▶ [INSTRUCTIONS FOR THE TASK]: Identify every line containing the word "Final" and reproduce each one.

▶ [PROVIDED ENTRIES]:
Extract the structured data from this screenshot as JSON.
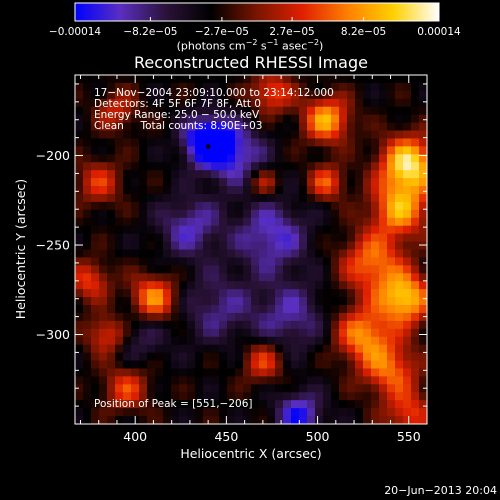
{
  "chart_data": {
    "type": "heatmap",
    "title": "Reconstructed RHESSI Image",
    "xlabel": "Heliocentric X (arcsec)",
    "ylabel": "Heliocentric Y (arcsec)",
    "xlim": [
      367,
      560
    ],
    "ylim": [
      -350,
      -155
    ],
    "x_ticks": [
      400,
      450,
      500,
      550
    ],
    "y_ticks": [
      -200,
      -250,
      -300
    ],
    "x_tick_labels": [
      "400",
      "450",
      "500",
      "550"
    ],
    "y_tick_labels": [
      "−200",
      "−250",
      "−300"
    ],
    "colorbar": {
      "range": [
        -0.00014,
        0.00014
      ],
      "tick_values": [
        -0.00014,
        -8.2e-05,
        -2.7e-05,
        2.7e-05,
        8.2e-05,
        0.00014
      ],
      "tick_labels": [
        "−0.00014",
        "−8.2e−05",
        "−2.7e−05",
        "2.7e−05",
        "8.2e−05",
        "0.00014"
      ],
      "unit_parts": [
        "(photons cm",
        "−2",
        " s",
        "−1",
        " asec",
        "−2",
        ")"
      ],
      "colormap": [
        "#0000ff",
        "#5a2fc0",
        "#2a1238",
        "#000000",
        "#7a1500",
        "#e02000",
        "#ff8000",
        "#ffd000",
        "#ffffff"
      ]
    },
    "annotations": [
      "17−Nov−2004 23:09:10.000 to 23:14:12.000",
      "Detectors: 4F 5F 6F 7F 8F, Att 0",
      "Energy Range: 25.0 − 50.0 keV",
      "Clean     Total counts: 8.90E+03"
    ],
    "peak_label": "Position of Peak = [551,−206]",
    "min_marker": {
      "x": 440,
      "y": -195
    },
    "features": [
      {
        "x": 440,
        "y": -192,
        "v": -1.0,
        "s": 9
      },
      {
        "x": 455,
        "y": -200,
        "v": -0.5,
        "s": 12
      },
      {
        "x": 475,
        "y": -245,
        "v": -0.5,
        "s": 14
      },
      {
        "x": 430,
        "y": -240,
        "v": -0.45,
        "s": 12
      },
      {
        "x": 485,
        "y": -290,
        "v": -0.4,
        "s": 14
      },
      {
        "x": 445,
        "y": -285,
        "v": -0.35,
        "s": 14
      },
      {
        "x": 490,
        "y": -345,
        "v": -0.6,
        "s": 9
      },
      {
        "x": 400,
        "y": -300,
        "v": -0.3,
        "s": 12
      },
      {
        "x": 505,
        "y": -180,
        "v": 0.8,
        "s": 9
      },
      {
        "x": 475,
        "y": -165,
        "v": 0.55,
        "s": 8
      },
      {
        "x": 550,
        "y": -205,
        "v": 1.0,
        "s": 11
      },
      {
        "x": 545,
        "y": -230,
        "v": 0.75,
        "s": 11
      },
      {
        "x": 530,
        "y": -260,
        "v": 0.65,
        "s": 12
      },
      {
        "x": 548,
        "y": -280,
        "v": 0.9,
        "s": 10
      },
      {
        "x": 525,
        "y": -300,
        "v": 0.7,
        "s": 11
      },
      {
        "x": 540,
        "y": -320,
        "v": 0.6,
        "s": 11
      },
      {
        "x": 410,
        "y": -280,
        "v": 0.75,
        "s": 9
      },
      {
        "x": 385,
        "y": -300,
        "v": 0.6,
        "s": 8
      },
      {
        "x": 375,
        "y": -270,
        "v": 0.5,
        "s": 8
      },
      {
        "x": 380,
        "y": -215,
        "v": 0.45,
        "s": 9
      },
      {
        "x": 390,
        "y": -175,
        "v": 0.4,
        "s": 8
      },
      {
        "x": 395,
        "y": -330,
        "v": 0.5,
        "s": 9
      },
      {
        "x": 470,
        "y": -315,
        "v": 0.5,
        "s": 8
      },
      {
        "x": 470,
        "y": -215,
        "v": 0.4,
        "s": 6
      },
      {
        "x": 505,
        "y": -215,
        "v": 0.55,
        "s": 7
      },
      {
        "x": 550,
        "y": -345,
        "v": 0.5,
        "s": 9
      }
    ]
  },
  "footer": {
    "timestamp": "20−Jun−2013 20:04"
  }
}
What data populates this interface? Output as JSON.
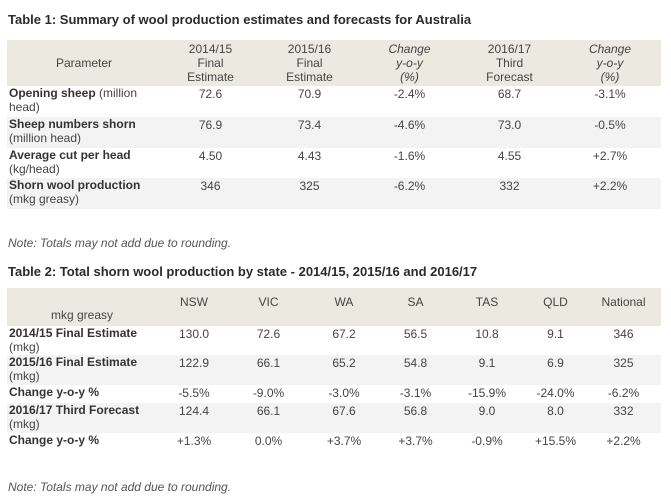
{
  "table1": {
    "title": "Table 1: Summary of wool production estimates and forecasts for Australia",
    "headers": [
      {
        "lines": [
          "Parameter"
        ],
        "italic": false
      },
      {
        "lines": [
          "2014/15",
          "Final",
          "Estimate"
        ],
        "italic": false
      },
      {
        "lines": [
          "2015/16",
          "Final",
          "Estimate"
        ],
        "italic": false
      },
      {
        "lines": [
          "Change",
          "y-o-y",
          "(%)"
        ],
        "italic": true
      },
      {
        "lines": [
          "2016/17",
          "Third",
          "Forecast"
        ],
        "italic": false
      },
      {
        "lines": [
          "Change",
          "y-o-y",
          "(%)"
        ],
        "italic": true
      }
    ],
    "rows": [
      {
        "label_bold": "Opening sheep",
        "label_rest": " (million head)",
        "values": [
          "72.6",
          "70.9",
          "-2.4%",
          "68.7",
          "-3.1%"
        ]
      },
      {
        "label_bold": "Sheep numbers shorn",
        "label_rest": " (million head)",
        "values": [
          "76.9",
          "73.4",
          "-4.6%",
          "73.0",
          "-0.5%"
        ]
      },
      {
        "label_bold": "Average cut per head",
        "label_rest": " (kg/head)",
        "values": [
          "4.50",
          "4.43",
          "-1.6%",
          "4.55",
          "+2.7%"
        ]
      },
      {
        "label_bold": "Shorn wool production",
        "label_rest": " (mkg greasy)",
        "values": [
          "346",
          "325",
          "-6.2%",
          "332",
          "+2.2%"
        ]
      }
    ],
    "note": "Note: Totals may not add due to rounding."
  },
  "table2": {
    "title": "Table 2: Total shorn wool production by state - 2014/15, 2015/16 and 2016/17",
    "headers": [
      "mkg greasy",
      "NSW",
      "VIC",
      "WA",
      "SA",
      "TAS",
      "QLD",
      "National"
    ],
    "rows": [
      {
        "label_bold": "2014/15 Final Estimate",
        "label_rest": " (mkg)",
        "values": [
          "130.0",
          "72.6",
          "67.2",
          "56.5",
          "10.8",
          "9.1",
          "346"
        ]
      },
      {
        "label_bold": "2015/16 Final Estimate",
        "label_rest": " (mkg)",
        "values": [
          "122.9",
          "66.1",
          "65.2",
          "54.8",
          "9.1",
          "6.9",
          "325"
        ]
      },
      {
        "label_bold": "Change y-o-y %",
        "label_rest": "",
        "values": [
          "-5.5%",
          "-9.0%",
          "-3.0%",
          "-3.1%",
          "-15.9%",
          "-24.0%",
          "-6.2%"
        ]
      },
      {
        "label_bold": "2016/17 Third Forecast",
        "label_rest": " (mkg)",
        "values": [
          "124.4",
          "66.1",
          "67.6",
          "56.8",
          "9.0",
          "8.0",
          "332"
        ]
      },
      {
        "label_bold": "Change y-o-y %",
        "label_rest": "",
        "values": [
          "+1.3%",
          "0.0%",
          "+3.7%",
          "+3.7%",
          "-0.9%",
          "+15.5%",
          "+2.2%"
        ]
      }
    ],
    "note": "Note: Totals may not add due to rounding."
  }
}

---

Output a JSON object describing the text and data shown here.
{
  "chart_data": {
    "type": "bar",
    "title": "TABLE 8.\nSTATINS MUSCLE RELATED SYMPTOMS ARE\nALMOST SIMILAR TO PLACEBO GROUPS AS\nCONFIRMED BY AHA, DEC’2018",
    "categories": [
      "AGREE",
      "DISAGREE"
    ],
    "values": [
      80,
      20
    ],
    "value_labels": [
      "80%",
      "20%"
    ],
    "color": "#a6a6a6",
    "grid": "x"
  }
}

▶ [OUTPUT FOR THIS TASK]:
          "Final",
          "Final",
        "label_bold": "2014/15 Final Estimate",
        "label_bold": "2015/16 Final Estimate",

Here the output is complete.